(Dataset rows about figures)
##############################

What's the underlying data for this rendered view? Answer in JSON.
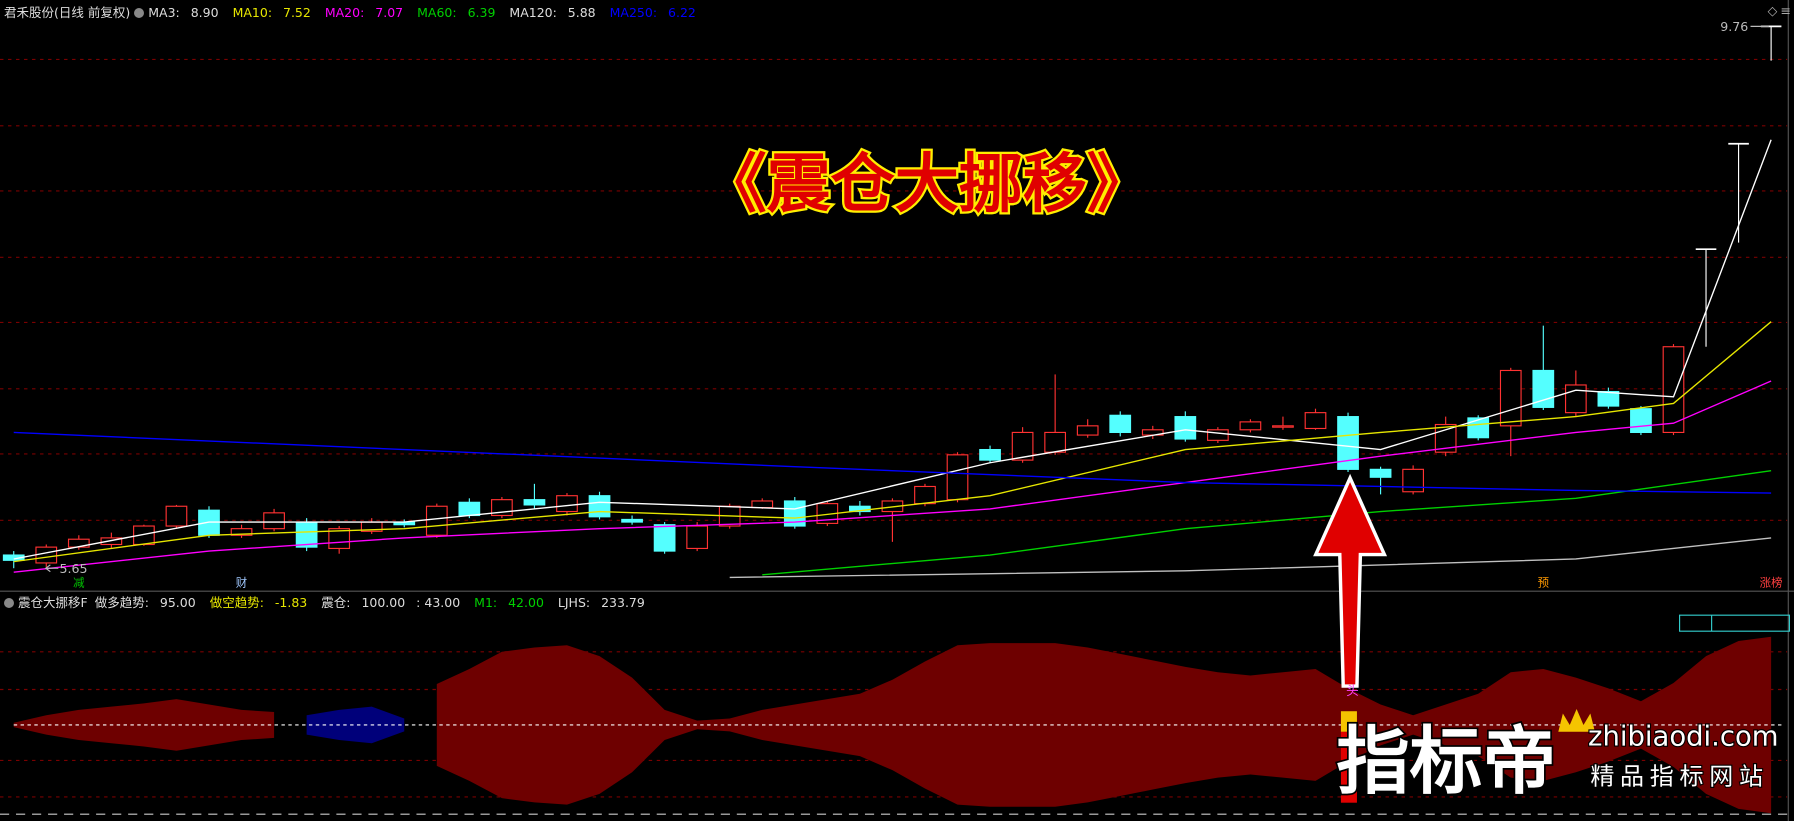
{
  "header": {
    "stock": "君禾股份(日线 前复权)"
  },
  "chart_data": [
    {
      "type": "candlestick",
      "title": "君禾股份(日线 前复权)",
      "categories": [
        null,
        null,
        null,
        null,
        null,
        null,
        null,
        null,
        null,
        null,
        null,
        null,
        null,
        null,
        null,
        null,
        null,
        null,
        null,
        null,
        null,
        null,
        null,
        null,
        null,
        null,
        null,
        null,
        null,
        null,
        null,
        null,
        null,
        null,
        null,
        null,
        null,
        null,
        null,
        null,
        null,
        null,
        null,
        null,
        null,
        null,
        null,
        null,
        null,
        null,
        null,
        null,
        null,
        null,
        null
      ],
      "open": [
        5.75,
        5.69,
        5.81,
        5.83,
        5.83,
        5.97,
        6.09,
        5.9,
        5.95,
        6.0,
        5.8,
        5.93,
        6.0,
        5.9,
        6.15,
        6.05,
        6.17,
        6.08,
        6.2,
        6.02,
        5.98,
        5.8,
        5.97,
        6.11,
        6.16,
        5.99,
        6.12,
        6.08,
        6.14,
        6.17,
        6.55,
        6.47,
        6.53,
        6.66,
        6.81,
        6.66,
        6.8,
        6.62,
        6.7,
        6.72,
        6.71,
        6.8,
        6.4,
        6.23,
        6.53,
        6.79,
        6.73,
        7.15,
        6.83,
        6.99,
        6.86,
        6.68,
        8.07,
        8.87,
        9.76
      ],
      "high": [
        5.78,
        5.83,
        5.9,
        5.92,
        5.98,
        6.13,
        6.12,
        5.98,
        6.1,
        6.03,
        5.97,
        6.03,
        6.02,
        6.14,
        6.18,
        6.19,
        6.29,
        6.22,
        6.23,
        6.05,
        6.0,
        6.0,
        6.14,
        6.18,
        6.19,
        6.16,
        6.16,
        6.18,
        6.29,
        6.53,
        6.58,
        6.72,
        7.12,
        6.78,
        6.84,
        6.73,
        6.84,
        6.72,
        6.78,
        6.8,
        6.86,
        6.83,
        6.42,
        6.43,
        6.8,
        6.81,
        7.17,
        7.49,
        7.15,
        7.02,
        6.88,
        7.35,
        8.07,
        8.87,
        9.76
      ],
      "low": [
        5.65,
        5.66,
        5.79,
        5.8,
        5.82,
        5.95,
        5.88,
        5.88,
        5.93,
        5.78,
        5.76,
        5.91,
        5.96,
        5.88,
        6.03,
        6.03,
        6.1,
        6.05,
        6.02,
        5.98,
        5.76,
        5.78,
        5.95,
        6.1,
        5.95,
        5.97,
        6.05,
        5.85,
        6.12,
        6.15,
        6.45,
        6.45,
        6.51,
        6.64,
        6.65,
        6.63,
        6.61,
        6.6,
        6.68,
        6.7,
        6.7,
        6.38,
        6.21,
        6.21,
        6.5,
        6.62,
        6.5,
        6.85,
        6.8,
        6.86,
        6.66,
        6.66,
        7.33,
        8.12,
        9.5
      ],
      "close": [
        5.71,
        5.81,
        5.87,
        5.88,
        5.97,
        6.12,
        5.9,
        5.95,
        6.07,
        5.81,
        5.95,
        6.0,
        5.98,
        6.12,
        6.05,
        6.17,
        6.13,
        6.2,
        6.04,
        6.0,
        5.78,
        5.97,
        6.12,
        6.16,
        5.97,
        6.14,
        6.08,
        6.16,
        6.27,
        6.51,
        6.47,
        6.68,
        6.68,
        6.73,
        6.68,
        6.7,
        6.63,
        6.7,
        6.76,
        6.73,
        6.83,
        6.4,
        6.34,
        6.4,
        6.74,
        6.64,
        7.15,
        6.87,
        7.04,
        6.88,
        6.68,
        7.33,
        8.07,
        8.87,
        9.76
      ],
      "up_color": "#ff3232",
      "down_color": "#54ffff",
      "flat_color": "#ffffff",
      "ylim": [
        5.58,
        9.83
      ],
      "series": [
        {
          "name": "MA3",
          "last": {
            "value": 8.9,
            "label": "8.90"
          },
          "color": "#ffffff",
          "x": [
            0,
            6,
            12,
            18,
            24,
            30,
            36,
            42,
            48,
            51,
            54
          ],
          "values": [
            5.72,
            6.0,
            6.0,
            6.15,
            6.1,
            6.45,
            6.7,
            6.55,
            7.0,
            6.95,
            8.9
          ]
        },
        {
          "name": "MA10",
          "last": 7.52,
          "color": "#e6e600",
          "x": [
            0,
            6,
            12,
            18,
            24,
            30,
            36,
            42,
            48,
            51,
            54
          ],
          "values": [
            5.7,
            5.9,
            5.95,
            6.08,
            6.03,
            6.2,
            6.55,
            6.68,
            6.8,
            6.9,
            7.52
          ]
        },
        {
          "name": "MA20",
          "last": 7.07,
          "color": "#ff00ff",
          "x": [
            0,
            6,
            12,
            18,
            24,
            30,
            36,
            42,
            48,
            51,
            54
          ],
          "values": [
            5.62,
            5.78,
            5.88,
            5.95,
            6.0,
            6.1,
            6.3,
            6.5,
            6.68,
            6.75,
            7.07
          ]
        },
        {
          "name": "MA60",
          "last": 6.39,
          "color": "#00d000",
          "x": [
            23,
            30,
            36,
            42,
            48,
            54
          ],
          "values": [
            5.6,
            5.75,
            5.95,
            6.08,
            6.18,
            6.39
          ]
        },
        {
          "name": "MA120",
          "last": 5.88,
          "color": "#c0c0c0",
          "x": [
            22,
            36,
            48,
            54
          ],
          "values": [
            5.58,
            5.63,
            5.72,
            5.88
          ]
        },
        {
          "name": "MA250",
          "last": 6.22,
          "color": "#0000ff",
          "x": [
            0,
            12,
            24,
            36,
            42,
            48,
            54
          ],
          "values": [
            6.68,
            6.55,
            6.42,
            6.3,
            6.27,
            6.24,
            6.22
          ]
        }
      ],
      "high_label": 9.76,
      "low_label": 5.65,
      "events": [
        {
          "label": "减",
          "index": 2,
          "color": "#00c000"
        },
        {
          "label": "财",
          "index": 7,
          "color": "#a0c8ff"
        },
        {
          "label": "预",
          "index": 47,
          "color": "#ff9900"
        },
        {
          "label": "涨榜",
          "index": 54,
          "color": "#ff4040"
        }
      ]
    },
    {
      "type": "area",
      "title": "震仓大挪移F",
      "indicators": [
        {
          "name": "做多趋势",
          "values": [
            {
              "value": 95,
              "label": "95.00"
            }
          ],
          "color": "#dddddd"
        },
        {
          "name": "做空趋势",
          "values": [
            -1.83
          ],
          "color": "#e6e600"
        },
        {
          "name": "震仓",
          "values": [
            {
              "value": 100,
              "label": "100.00"
            },
            {
              "value": 43,
              "label": "43.00"
            }
          ],
          "color": "#dddddd"
        },
        {
          "name": "M1",
          "values": [
            {
              "value": 42,
              "label": "42.00"
            }
          ],
          "color": "#00d000"
        },
        {
          "name": "LJHS",
          "values": [
            233.79
          ],
          "color": "#dddddd"
        }
      ],
      "categories": [
        null,
        null,
        null,
        null,
        null,
        null,
        null,
        null,
        null,
        null,
        null,
        null,
        null,
        null,
        null,
        null,
        null,
        null,
        null,
        null,
        null,
        null,
        null,
        null,
        null,
        null,
        null,
        null,
        null,
        null,
        null,
        null,
        null,
        null,
        null,
        null,
        null,
        null,
        null,
        null,
        null,
        null,
        null,
        null,
        null,
        null,
        null,
        null,
        null,
        null,
        null,
        null,
        null,
        null,
        null
      ],
      "values": [
        2,
        9,
        14,
        17,
        20,
        24,
        19,
        14,
        12,
        -9,
        -14,
        -17,
        -6,
        38,
        52,
        68,
        72,
        74,
        64,
        44,
        14,
        4,
        6,
        14,
        19,
        24,
        29,
        42,
        59,
        74,
        76,
        76,
        76,
        72,
        66,
        60,
        54,
        49,
        46,
        49,
        52,
        34,
        19,
        9,
        19,
        29,
        49,
        52,
        44,
        34,
        22,
        39,
        64,
        78,
        82
      ],
      "color": "#6e0000",
      "negative_color": "#00007a",
      "ylim": [
        -85,
        85
      ],
      "signal_label": "头"
    }
  ],
  "overlay": {
    "title": "《震仓大挪移》",
    "watermark": {
      "brand": "指标帝",
      "domain": "zhibiaodi.com",
      "slogan": "精品指标网站"
    }
  }
}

##############################

Directive - In the listing above, locate each line with "last" and copy it.

Right answer -
          "last": {
          "last": 7.52,
          "last": 7.07,
          "last": 6.39,
          "last": 5.88,
          "last": 6.22,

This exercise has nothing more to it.